Search the data for the word "Write". Reproduce every line where it is found.

Records from a collection
★ ★ ★

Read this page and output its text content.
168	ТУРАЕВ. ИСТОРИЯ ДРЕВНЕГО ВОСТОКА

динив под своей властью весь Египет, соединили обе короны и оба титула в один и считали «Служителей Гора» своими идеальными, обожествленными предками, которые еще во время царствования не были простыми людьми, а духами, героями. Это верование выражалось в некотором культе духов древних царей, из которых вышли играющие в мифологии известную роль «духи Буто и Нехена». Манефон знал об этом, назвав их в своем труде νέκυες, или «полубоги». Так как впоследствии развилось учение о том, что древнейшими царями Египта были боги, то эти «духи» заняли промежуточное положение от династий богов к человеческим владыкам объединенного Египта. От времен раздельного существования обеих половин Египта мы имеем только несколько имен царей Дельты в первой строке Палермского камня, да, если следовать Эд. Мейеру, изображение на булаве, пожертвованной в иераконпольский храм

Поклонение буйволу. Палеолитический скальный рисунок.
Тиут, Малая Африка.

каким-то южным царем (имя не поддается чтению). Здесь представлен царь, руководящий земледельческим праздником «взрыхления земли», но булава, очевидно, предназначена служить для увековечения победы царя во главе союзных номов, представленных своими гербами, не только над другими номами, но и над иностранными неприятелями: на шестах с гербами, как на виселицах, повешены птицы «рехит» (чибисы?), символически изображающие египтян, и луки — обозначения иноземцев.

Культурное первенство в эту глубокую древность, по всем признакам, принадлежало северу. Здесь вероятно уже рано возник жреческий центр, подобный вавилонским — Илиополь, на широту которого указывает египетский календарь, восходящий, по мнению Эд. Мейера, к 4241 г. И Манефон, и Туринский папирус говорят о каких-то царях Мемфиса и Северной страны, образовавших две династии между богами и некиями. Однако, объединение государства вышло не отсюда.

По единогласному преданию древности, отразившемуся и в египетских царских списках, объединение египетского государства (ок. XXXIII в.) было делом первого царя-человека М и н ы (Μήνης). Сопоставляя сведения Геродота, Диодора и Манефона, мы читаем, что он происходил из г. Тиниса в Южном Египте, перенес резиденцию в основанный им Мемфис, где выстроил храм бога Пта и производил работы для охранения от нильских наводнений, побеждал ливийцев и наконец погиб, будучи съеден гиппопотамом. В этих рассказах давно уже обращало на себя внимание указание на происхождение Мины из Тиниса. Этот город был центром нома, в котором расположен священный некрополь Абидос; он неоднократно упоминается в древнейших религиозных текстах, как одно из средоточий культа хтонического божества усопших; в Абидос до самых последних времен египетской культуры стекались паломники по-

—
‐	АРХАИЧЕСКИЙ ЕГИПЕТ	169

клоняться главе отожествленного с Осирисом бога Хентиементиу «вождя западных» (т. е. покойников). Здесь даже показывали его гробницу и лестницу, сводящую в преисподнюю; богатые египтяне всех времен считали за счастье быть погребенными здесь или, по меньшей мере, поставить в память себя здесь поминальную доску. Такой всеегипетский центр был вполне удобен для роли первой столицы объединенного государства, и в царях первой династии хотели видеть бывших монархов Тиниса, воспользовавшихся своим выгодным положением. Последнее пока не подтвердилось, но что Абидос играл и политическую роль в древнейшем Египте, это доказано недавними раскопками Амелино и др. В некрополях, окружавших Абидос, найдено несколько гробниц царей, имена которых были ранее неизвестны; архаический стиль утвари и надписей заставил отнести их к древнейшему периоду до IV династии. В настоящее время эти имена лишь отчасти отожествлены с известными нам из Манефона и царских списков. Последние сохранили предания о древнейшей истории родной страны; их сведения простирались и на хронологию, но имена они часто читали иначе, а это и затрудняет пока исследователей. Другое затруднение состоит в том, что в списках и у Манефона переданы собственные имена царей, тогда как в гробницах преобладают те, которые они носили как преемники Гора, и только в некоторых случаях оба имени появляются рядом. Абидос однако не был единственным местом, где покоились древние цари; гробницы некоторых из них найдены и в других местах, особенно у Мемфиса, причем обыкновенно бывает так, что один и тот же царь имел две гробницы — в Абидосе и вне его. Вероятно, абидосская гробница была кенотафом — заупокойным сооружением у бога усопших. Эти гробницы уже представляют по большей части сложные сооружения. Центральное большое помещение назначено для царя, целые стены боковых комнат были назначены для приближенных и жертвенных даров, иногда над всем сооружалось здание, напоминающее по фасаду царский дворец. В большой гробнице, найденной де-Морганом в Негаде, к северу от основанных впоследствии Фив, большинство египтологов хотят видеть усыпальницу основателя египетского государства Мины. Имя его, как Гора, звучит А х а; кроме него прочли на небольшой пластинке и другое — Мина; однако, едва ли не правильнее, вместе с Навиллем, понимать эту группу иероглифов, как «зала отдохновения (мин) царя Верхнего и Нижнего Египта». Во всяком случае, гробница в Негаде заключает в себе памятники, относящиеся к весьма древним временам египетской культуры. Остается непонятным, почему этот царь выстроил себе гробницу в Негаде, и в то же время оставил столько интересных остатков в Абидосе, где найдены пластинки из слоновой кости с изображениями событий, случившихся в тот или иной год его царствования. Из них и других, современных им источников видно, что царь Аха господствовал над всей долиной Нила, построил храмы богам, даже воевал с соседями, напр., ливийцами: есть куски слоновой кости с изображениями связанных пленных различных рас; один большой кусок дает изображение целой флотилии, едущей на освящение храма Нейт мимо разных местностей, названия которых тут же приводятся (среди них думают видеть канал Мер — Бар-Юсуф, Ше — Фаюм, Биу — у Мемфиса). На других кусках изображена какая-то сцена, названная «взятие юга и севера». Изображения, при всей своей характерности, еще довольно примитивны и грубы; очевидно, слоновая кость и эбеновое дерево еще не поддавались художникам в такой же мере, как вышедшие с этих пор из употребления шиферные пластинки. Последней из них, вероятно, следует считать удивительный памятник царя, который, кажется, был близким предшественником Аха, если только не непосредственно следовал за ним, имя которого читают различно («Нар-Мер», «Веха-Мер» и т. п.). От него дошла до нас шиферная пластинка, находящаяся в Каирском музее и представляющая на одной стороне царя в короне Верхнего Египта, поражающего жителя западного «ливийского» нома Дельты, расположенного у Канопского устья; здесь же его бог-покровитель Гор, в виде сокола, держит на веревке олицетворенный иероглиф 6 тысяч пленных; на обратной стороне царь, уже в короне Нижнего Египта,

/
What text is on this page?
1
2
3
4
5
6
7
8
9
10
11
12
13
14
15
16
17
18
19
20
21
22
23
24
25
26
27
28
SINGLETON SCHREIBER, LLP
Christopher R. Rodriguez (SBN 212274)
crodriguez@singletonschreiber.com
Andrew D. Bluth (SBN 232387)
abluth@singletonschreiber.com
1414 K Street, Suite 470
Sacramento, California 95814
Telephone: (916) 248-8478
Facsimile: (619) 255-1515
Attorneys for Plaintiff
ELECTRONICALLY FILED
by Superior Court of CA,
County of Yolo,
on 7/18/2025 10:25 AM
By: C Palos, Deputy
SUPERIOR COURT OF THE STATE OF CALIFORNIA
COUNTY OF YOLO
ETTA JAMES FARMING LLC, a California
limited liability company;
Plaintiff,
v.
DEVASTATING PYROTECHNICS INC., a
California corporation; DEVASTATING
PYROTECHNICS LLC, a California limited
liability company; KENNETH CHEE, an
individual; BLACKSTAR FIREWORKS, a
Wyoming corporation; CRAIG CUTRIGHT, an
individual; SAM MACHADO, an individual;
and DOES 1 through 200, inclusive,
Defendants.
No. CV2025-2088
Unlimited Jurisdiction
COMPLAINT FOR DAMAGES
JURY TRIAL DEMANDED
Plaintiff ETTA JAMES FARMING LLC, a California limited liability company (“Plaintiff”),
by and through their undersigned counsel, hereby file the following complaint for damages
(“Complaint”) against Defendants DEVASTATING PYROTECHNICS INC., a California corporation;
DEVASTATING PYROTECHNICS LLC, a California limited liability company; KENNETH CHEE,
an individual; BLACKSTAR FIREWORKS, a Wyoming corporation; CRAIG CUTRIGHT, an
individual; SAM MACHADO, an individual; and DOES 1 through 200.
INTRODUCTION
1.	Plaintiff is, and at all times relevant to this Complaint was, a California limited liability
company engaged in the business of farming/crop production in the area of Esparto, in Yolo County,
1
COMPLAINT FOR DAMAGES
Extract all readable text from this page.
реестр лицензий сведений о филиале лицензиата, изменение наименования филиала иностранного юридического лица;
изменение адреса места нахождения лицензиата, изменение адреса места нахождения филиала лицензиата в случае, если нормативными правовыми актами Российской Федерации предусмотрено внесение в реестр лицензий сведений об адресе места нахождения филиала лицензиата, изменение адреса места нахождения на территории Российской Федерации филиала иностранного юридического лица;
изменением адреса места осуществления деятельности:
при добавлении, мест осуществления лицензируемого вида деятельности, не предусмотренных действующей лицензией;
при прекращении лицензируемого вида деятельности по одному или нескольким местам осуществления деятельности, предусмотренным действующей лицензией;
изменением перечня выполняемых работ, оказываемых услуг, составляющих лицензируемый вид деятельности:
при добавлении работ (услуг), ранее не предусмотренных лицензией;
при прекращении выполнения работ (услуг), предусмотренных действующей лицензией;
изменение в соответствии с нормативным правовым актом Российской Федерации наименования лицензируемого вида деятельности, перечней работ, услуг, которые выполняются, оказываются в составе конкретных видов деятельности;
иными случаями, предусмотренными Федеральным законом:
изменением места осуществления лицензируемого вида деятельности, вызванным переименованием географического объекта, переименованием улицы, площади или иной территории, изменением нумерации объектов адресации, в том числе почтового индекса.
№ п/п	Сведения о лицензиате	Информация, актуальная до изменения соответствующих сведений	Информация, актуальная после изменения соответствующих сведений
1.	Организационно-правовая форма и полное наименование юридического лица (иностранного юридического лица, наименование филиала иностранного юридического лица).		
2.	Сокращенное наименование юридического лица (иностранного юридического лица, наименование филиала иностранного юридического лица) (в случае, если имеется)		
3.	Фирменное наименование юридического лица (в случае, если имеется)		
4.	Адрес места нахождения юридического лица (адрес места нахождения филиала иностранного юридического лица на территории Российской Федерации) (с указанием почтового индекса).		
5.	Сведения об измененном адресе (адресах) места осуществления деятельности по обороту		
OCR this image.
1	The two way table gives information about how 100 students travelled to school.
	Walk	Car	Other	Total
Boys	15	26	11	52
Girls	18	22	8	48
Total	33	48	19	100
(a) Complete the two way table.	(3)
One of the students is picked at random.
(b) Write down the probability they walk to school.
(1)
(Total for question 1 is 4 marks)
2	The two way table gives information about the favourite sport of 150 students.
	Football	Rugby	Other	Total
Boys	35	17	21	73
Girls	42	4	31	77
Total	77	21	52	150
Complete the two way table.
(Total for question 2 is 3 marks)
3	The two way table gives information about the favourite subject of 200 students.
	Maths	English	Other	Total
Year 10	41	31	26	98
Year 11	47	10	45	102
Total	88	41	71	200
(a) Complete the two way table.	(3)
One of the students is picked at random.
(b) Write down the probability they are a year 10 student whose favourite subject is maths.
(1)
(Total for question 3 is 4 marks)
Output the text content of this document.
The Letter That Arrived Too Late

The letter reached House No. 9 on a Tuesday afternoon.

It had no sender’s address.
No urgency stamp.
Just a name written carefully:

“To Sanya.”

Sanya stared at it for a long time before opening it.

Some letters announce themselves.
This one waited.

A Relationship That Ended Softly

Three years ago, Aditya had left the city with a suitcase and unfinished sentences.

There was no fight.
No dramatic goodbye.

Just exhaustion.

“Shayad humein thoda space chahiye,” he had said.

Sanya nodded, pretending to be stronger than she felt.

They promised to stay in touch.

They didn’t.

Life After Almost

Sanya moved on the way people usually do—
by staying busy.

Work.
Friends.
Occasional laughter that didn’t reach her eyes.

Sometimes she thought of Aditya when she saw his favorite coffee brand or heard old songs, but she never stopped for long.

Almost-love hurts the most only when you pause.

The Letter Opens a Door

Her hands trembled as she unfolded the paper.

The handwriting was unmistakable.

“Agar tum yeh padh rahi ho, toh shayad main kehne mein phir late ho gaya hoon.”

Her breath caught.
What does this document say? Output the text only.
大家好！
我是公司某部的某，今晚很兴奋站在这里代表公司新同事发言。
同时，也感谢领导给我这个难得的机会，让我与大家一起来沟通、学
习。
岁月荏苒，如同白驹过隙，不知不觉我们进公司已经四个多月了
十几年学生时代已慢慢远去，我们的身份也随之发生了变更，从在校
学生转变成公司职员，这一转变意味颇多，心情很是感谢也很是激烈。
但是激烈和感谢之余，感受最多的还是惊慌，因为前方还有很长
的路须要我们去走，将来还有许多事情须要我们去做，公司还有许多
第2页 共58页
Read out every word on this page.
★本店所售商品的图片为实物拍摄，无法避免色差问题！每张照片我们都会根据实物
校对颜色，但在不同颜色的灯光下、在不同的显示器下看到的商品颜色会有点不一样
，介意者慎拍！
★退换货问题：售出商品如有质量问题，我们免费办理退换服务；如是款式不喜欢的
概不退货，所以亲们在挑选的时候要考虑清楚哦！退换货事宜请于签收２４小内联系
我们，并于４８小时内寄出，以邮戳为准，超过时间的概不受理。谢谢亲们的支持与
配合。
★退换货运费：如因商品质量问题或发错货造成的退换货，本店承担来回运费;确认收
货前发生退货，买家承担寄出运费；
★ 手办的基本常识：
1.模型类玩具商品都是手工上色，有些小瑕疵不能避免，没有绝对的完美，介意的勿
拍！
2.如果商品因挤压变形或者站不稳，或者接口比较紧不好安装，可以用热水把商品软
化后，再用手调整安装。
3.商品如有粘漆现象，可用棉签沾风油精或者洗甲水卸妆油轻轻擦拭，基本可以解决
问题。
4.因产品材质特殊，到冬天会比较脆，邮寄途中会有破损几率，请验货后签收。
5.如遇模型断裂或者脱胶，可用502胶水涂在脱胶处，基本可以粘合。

★ ★ ★

REPLY
(b) Write down the probability they walk to school.
(b) Write down the probability they are a year 10 student whose favourite subject is maths.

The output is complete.